Write the material out again exactly as it stands.

Stored data:
— Start —

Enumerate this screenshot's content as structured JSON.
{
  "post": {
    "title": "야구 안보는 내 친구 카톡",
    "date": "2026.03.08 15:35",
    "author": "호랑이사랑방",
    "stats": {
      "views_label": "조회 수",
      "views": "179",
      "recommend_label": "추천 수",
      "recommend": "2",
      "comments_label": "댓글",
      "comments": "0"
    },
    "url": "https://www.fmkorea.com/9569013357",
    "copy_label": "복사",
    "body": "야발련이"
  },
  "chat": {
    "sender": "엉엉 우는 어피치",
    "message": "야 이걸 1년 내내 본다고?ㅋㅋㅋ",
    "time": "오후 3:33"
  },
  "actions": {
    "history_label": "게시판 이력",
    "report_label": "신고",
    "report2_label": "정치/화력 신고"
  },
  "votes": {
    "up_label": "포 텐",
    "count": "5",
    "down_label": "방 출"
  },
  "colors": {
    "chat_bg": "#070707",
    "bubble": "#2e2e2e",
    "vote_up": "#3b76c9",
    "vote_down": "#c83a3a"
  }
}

— End —

▶ **EXERCISE RESPONSE**:
Enumerate this screenshot's content as structured JSON.
{
  "post": {
    "title": "야구 안보는 내 친구 카톡",
    "date": "2026.03.08 15:35",
    "author": "호랑이사랑방",
    "stats": {
      "views_label": "조회 수",
      "views": "179",
      "recommend_label": "추천 수",
      "recommend": "2",
      "comments_label": "댓글",
      "comments": "0"
    },
    "url": "https://www.fmkorea.com/9569013357",
    "copy_label": "복사",
    "body": "야발련이"
  },
  "chat": {
    "sender": "엉엉 우는 어피치",
    "message": "야 이걸 1년 내내 본다고?ㅋㅋㅋ",
    "time": "오후 3:33"
  },
  "actions": {
    "history_label": "게시판 이력",
    "report_label": "신고",
    "report2_label": "정치/화력 신고"
  },
  "votes": {
    "up_label": "포 텐",
    "count": "5",
    "down_label": "방 출"
  },
  "colors": {
    "chat_bg": "#070707",
    "bubble": "#2e2e2e",
    "vote_up": "#3b76c9",
    "vote_down": "#c83a3a"
  }
}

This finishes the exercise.